*To be done*. Pick out the lines in the listing below that contain the word "JSON" and copy them.

----- Data supplied

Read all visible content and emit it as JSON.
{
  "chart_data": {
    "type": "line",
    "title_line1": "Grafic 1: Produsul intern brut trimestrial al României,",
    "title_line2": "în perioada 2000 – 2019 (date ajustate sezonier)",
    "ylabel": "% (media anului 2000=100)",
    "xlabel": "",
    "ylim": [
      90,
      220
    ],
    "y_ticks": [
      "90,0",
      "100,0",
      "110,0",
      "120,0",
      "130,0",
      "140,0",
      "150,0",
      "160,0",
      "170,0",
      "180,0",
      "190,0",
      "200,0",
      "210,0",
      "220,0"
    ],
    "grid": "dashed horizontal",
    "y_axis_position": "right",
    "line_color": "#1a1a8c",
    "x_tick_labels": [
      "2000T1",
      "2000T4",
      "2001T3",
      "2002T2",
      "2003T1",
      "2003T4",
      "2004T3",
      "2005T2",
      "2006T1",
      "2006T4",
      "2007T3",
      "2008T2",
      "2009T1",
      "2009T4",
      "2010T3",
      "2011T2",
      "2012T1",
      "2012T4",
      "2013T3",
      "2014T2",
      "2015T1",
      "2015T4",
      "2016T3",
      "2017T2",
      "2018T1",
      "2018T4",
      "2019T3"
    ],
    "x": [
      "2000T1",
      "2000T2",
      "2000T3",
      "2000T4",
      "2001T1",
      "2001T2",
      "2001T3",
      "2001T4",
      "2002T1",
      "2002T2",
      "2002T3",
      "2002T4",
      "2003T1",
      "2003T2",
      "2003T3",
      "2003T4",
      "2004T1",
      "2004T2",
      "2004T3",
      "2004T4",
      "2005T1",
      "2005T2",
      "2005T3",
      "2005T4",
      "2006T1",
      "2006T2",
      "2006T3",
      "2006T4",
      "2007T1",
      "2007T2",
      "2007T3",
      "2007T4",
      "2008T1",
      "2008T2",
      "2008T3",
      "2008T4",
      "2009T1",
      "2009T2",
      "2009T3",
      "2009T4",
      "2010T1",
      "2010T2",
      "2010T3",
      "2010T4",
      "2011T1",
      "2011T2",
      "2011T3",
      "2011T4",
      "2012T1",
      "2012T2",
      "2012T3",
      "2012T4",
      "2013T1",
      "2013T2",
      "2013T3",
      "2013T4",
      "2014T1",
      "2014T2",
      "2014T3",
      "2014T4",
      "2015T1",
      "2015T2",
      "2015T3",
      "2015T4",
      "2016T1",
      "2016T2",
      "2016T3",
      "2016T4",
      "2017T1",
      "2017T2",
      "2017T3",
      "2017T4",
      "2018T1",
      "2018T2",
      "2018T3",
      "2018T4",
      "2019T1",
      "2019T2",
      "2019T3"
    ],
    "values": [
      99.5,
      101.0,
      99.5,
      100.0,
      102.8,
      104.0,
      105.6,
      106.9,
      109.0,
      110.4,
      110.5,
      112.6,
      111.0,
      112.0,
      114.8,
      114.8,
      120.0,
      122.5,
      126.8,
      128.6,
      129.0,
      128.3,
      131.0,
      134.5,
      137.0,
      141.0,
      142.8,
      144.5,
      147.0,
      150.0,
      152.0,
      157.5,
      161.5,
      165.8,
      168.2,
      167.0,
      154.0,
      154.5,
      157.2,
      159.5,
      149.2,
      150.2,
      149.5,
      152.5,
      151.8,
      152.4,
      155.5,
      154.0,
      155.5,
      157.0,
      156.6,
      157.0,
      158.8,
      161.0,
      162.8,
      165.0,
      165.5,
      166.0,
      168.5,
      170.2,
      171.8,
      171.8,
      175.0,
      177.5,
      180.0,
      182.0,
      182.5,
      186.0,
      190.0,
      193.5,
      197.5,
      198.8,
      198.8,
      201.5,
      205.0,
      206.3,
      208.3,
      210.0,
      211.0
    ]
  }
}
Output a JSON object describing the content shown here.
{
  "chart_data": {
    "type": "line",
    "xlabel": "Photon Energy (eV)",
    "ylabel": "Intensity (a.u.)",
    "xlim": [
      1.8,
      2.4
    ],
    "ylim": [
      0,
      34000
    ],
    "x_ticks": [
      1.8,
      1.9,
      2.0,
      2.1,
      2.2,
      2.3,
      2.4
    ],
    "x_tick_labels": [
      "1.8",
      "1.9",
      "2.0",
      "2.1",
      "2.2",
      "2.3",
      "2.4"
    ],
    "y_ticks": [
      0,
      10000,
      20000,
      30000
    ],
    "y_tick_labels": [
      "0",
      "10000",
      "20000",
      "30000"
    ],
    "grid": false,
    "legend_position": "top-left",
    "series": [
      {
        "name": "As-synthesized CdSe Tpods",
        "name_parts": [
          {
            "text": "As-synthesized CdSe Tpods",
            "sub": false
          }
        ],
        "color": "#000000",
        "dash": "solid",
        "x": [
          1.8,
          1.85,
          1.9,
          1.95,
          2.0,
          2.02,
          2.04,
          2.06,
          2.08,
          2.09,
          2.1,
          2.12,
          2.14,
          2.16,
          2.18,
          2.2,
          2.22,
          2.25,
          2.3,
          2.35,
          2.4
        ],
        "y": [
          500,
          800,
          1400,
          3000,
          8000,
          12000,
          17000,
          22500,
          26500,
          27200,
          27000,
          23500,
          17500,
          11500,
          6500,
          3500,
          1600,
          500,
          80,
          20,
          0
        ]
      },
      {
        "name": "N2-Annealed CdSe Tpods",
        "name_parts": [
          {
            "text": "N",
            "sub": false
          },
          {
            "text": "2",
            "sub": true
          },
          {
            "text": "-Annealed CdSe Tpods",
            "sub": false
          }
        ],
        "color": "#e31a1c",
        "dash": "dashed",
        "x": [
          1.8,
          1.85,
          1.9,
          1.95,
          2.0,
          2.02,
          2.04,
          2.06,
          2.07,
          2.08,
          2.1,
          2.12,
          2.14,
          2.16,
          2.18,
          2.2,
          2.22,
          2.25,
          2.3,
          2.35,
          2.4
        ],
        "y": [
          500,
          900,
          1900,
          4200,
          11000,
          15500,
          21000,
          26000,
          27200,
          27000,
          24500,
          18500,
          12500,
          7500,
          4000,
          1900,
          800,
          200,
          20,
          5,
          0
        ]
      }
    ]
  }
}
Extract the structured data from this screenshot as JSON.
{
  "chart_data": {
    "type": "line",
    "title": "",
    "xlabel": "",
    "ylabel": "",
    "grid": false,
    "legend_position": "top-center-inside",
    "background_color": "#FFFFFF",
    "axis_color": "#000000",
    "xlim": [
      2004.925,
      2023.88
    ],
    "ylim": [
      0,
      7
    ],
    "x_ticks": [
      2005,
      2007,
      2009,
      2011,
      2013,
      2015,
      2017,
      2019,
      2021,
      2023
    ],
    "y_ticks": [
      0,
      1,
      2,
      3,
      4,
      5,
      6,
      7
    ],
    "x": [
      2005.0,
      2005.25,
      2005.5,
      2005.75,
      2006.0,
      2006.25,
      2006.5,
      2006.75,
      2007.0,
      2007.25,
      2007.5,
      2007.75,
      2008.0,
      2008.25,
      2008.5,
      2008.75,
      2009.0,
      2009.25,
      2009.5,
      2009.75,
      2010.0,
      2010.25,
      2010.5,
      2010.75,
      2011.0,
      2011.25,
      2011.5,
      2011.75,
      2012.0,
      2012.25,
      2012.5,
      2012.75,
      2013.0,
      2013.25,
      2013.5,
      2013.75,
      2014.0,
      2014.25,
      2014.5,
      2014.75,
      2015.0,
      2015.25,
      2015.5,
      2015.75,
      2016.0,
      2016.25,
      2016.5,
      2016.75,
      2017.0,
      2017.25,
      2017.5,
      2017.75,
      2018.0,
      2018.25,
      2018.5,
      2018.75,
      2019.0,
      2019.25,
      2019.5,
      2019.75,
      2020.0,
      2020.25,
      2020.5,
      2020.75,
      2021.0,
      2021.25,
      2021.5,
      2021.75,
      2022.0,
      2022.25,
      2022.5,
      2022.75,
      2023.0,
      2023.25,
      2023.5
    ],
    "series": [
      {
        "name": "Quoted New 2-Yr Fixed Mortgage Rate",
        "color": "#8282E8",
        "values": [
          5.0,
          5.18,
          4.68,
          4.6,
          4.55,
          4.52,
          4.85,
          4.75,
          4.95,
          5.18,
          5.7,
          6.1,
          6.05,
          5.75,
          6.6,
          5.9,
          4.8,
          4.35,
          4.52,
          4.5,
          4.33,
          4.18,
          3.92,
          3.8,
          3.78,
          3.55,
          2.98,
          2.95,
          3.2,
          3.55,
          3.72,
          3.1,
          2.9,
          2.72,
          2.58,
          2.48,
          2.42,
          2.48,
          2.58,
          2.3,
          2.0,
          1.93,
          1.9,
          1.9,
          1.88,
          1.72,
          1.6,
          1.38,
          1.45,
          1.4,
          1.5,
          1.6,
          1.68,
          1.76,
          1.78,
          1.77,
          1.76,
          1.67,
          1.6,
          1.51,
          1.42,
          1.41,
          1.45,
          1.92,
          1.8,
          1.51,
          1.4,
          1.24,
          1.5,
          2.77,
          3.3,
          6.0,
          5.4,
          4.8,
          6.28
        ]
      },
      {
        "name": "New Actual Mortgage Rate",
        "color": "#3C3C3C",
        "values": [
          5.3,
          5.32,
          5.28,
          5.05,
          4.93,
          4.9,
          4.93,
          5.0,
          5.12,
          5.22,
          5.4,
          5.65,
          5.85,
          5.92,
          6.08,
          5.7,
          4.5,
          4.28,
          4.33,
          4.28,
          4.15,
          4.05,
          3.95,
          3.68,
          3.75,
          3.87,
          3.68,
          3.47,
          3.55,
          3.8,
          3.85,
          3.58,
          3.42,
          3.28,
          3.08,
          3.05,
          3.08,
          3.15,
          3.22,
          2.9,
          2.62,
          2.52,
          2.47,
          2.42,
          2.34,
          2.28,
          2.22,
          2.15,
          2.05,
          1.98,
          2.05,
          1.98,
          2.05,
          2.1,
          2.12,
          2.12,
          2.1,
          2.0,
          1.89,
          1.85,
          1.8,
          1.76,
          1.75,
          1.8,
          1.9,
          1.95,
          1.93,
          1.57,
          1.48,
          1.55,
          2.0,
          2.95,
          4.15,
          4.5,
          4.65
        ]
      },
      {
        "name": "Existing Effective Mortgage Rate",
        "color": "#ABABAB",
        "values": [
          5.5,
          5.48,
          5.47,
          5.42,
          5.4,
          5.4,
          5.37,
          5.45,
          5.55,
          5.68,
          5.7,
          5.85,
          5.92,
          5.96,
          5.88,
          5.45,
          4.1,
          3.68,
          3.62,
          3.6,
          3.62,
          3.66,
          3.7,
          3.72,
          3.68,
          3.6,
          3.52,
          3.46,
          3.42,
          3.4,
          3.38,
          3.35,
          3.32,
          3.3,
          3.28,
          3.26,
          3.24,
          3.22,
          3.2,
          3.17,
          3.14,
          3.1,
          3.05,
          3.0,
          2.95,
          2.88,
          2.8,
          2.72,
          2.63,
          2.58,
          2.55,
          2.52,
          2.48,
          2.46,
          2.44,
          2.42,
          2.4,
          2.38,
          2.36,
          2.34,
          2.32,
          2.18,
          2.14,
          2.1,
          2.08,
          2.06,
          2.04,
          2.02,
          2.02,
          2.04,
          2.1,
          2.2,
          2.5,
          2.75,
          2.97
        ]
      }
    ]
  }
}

----------

*Reply*.
Read all visible content and emit it as JSON.
Output a JSON object describing the content shown here.
Extract the structured data from this screenshot as JSON.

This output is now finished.